**Goal of the exercise**. Please reproduce every record, keeping each one exactly as written.

**Input**.
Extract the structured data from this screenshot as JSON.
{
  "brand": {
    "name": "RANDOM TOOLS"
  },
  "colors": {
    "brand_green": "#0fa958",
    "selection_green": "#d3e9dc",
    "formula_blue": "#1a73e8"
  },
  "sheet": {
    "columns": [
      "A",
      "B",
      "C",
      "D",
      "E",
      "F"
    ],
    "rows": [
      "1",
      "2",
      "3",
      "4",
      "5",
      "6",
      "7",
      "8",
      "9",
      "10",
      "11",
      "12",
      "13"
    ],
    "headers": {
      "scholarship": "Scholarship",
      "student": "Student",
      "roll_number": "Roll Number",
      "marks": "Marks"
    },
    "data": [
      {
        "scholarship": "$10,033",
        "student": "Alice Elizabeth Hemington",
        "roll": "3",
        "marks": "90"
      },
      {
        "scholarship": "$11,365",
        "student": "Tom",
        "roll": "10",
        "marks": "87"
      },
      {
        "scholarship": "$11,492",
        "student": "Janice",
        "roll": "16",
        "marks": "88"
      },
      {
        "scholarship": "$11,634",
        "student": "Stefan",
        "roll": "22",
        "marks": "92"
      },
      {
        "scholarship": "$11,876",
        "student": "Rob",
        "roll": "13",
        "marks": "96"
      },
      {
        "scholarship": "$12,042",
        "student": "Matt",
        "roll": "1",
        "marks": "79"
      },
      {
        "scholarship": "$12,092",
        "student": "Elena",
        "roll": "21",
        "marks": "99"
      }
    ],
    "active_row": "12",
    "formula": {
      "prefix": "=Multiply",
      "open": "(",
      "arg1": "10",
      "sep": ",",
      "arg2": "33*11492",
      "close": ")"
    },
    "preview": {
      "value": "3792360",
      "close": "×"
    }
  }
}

**Task solution**.
Extract the structured data from this screenshot as JSON.
{
  "brand": {
    "name": "RANDOM TOOLS"
  },
  "colors": {
    "brand_green": "#0fa958",
    "selection_green": "#d3e9dc",
    "formula_blue": "#1a73e8"
  },
  "sheet": {
    "columns": [
      "A",
      "B",
      "C",
      "D",
      "E",
      "F"
    ],
    "rows": [
      "1",
      "2",
      "3",
      "4",
      "5",
      "6",
      "7",
      "8",
      "9",
      "10",
      "11",
      "12",
      "13"
    ],
    "headers": {
      "scholarship": "Scholarship",
      "student": "Student",
      "roll_number": "Roll Number",
      "marks": "Marks"
    },
    "data": [
      {
        "scholarship": "$10,033",
        "student": "Alice Elizabeth Hemington",
        "roll": "3",
        "marks": "90"
      },
      {
        "scholarship": "$11,365",
        "student": "Tom",
        "roll": "10",
        "marks": "87"
      },
      {
        "scholarship": "$11,492",
        "student": "Janice",
        "roll": "16",
        "marks": "88"
      },
      {
        "scholarship": "$11,634",
        "student": "Stefan",
        "roll": "22",
        "marks": "92"
      },
      {
        "scholarship": "$11,876",
        "student": "Rob",
        "roll": "13",
        "marks": "96"
      },
      {
        "scholarship": "$12,042",
        "student": "Matt",
        "roll": "1",
        "marks": "79"
      },
      {
        "scholarship": "$12,092",
        "student": "Elena",
        "roll": "21",
        "marks": "99"
      }
    ],
    "active_row": "12",
    "formula": {
      "prefix": "=Multiply",
      "open": "(",
      "arg1": "10",
      "sep": ",",
      "arg2": "33*11492",
      "close": ")"
    },
    "preview": {
      "value": "3792360",
      "close": "×"
    }
  }
}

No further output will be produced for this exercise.